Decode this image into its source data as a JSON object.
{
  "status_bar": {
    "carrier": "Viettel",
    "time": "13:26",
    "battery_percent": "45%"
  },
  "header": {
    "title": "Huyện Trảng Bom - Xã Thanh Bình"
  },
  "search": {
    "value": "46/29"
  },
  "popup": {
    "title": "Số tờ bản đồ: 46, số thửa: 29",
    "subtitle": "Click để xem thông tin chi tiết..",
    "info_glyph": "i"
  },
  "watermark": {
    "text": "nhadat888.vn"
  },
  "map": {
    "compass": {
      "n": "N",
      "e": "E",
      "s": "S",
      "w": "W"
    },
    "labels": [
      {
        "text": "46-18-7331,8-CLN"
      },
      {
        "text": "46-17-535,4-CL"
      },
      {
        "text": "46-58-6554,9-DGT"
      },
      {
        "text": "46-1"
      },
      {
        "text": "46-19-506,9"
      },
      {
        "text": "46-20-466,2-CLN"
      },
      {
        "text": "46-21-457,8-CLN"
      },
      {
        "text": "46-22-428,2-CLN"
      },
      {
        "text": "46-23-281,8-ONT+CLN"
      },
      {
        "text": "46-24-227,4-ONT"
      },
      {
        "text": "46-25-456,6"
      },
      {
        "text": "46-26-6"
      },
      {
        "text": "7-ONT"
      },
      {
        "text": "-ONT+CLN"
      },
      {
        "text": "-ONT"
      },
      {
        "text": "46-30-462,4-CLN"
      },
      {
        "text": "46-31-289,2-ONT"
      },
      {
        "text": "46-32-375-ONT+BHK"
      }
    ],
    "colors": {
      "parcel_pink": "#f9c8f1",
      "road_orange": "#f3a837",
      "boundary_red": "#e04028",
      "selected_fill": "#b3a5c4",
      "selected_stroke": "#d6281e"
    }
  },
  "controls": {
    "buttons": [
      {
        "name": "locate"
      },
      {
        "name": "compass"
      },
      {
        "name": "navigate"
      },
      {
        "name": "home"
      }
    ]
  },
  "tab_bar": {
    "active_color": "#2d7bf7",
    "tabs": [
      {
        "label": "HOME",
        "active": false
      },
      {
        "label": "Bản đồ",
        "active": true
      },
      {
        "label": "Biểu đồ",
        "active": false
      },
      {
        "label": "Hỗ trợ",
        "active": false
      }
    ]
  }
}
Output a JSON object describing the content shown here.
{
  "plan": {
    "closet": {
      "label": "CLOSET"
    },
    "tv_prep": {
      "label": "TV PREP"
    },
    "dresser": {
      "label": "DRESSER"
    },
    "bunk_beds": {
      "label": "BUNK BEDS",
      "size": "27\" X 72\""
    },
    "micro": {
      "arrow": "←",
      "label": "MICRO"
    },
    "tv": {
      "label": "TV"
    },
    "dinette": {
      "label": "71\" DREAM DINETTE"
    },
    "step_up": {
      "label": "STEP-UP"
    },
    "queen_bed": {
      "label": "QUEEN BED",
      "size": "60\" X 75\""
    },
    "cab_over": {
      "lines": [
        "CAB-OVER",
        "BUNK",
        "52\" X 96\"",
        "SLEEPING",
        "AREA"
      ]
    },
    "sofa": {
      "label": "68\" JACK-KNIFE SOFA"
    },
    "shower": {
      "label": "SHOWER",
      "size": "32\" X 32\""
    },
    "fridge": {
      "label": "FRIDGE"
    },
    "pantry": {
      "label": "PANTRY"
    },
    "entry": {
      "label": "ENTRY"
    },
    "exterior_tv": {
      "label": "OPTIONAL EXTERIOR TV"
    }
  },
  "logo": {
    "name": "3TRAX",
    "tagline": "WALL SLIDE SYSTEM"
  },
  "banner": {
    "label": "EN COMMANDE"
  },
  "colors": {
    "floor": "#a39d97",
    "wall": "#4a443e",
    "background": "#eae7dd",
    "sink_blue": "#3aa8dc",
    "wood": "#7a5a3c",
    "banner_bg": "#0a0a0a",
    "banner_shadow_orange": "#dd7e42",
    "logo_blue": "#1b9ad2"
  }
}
:::
Take each line of the material that contains the word "JSON" and list it.

Decode this image into its source data as a JSON object.
Output a JSON object describing the content shown here.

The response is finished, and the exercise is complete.